**RECORDS SUPPLIED**
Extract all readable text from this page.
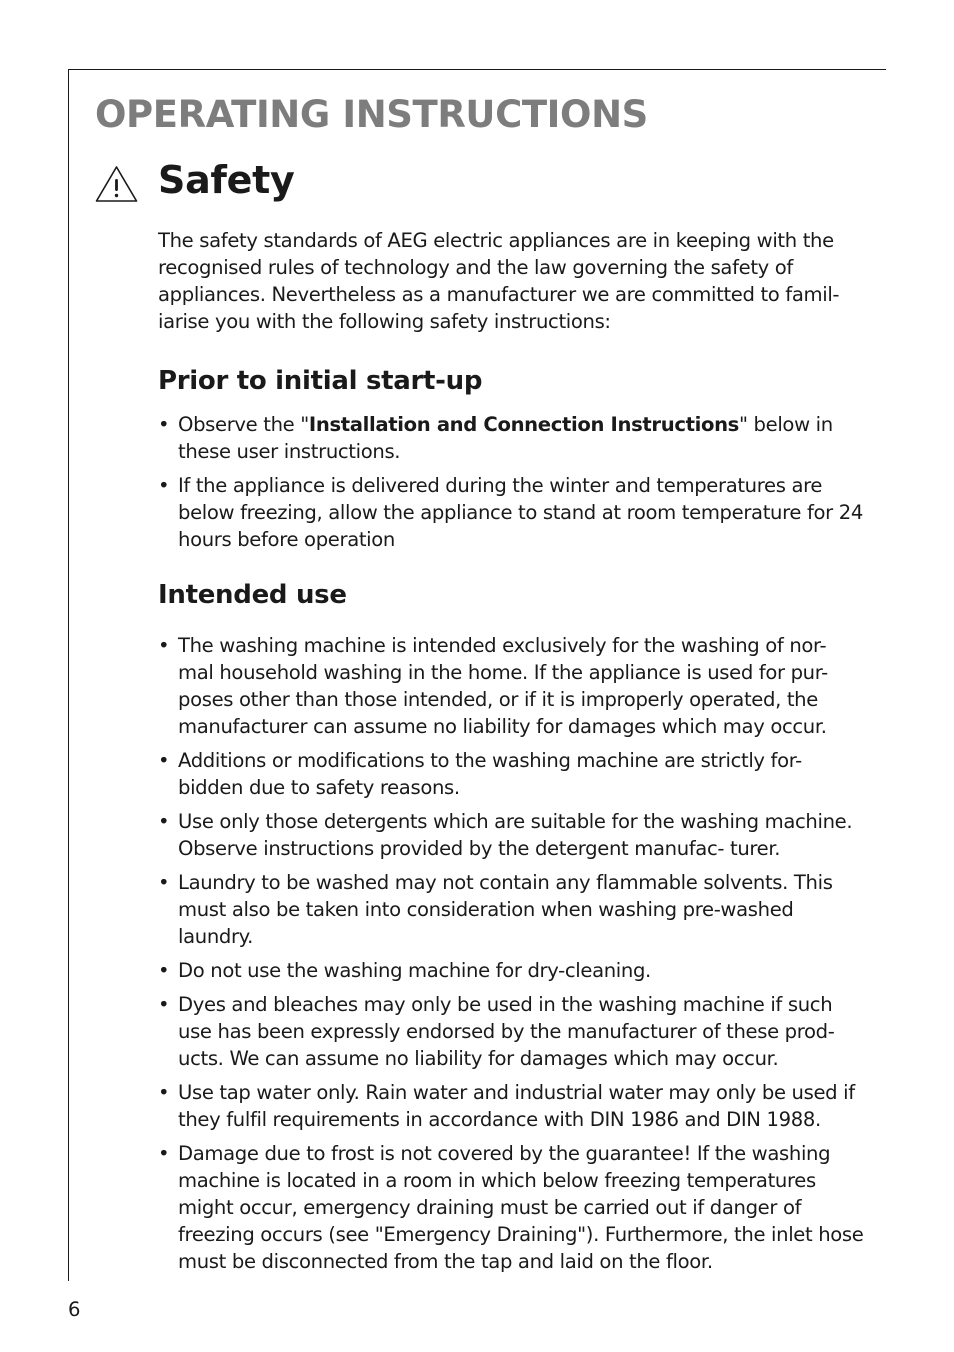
OPERATING INSTRUCTIONS
Safety

The safety standards of AEG electric appliances are in keeping with the recognised rules of technology and the law governing the safety of appliances. Nevertheless as a manufacturer we are committed to famil- iarise you with the following safety instructions:

Prior to initial start-up
• Observe the "Installation and Connection Instructions" below in these user instructions.
• If the appliance is delivered during the winter and temperatures are below freezing, allow the appliance to stand at room temperature for 24 hours before operation
Intended use
• The washing machine is intended exclusively for the washing of nor- mal household washing in the home. If the appliance is used for pur- poses other than those intended, or if it is improperly operated, the manufacturer can assume no liability for damages which may occur.
• Additions or modifications to the washing machine are strictly for- bidden due to safety reasons.
• Use only those detergents which are suitable for the washing machine. Observe instructions provided by the detergent manufac- turer.
• Laundry to be washed may not contain any flammable solvents. This must also be taken into consideration when washing pre-washed laundry.
• Do not use the washing machine for dry-cleaning.
• Dyes and bleaches may only be used in the washing machine if such use has been expressly endorsed by the manufacturer of these prod- ucts. We can assume no liability for damages which may occur.
• Use tap water only. Rain water and industrial water may only be used if they fulfil requirements in accordance with DIN 1986 and DIN 1988.
• Damage due to frost is not covered by the guarantee! If the washing machine is located in a room in which below freezing temperatures might occur, emergency draining must be carried out if danger of freezing occurs (see "Emergency Draining"). Furthermore, the inlet hose must be disconnected from the tap and laid on the floor.
6
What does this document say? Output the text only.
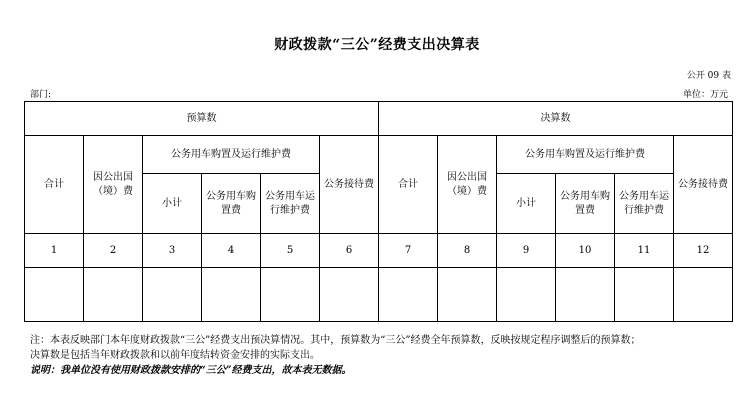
财政拨款“三公”经费支出决算表
公开 09 表
部门:	单位：万元
预算数						决算数					
合计	因公出国（境）费	公务用车购置及运行维护费			公务接待费	合计	因公出国（境）费	公务用车购置及运行维护费			公务接待费
		小计	公务用车购置费	公务用车运行维护费				小计	公务用车购置费	公务用车运行维护费	
1	2	3	4	5	6	7	8	9	10	11	12

注：本表反映部门本年度财政拨款“三公”经费支出预决算情况。其中，预算数为“三公”经费全年预算数，反映按规定程序调整后的预算数；
决算数是包括当年财政拨款和以前年度结转资金安排的实际支出。
说明：我单位没有使用财政拨款安排的“三公”经费支出，故本表无数据。
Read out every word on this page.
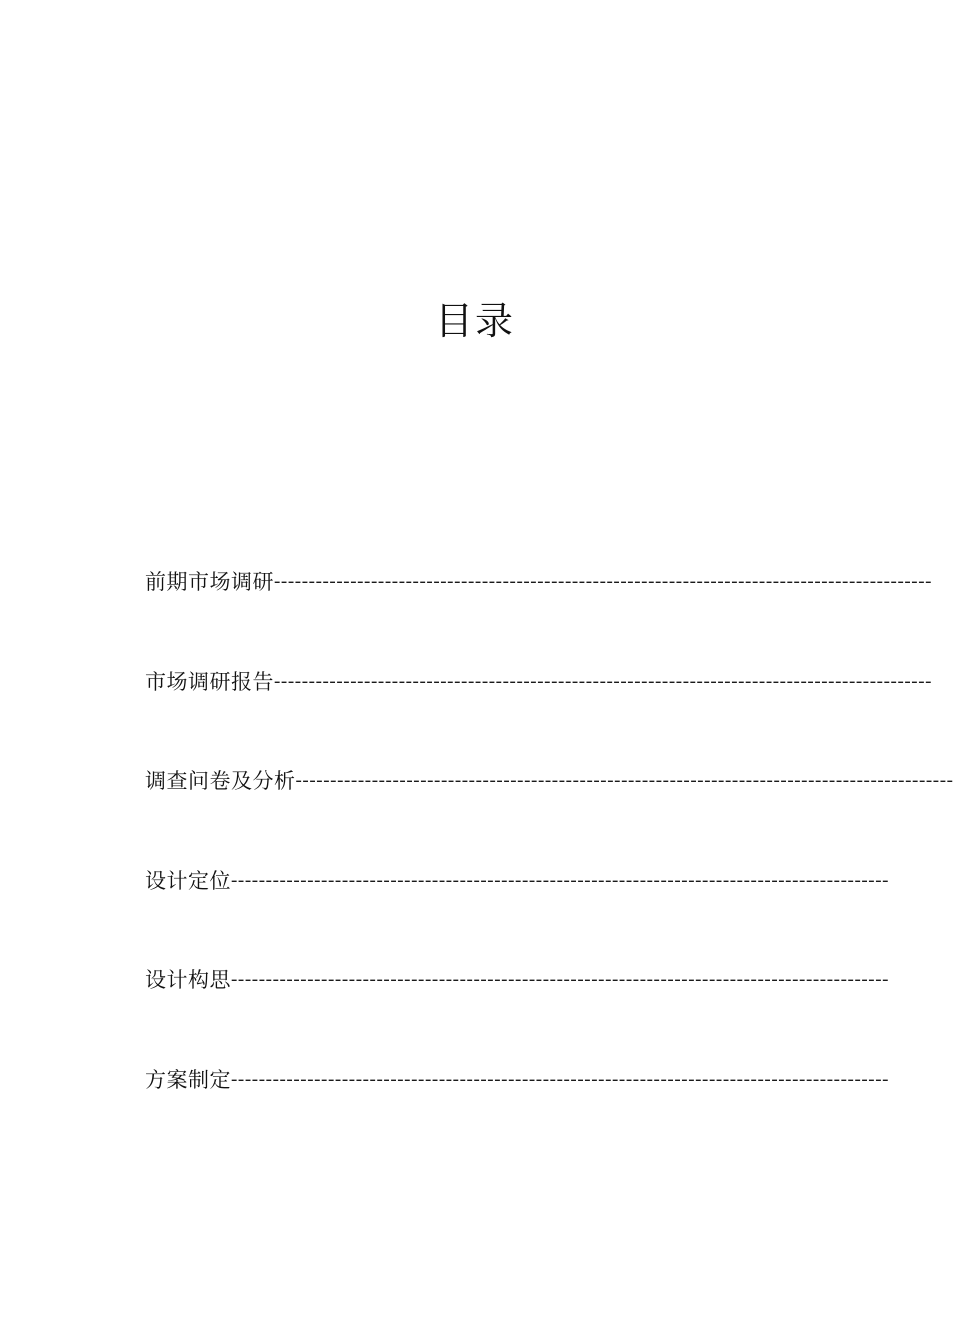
目录
前期市场调研 -----------------------------------------------------------------------------------------------
市场调研报告 -----------------------------------------------------------------------------------------------
调查问卷及分析 -----------------------------------------------------------------------------------------------
设计定位 -----------------------------------------------------------------------------------------------
设计构思 -----------------------------------------------------------------------------------------------
方案制定 -----------------------------------------------------------------------------------------------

**WHAT THIS TASK INVOLVES**
Say how many lines of the data hold the string "manufacturer". Reply with the number alone.

**ANSWER FOR THE TASK**
3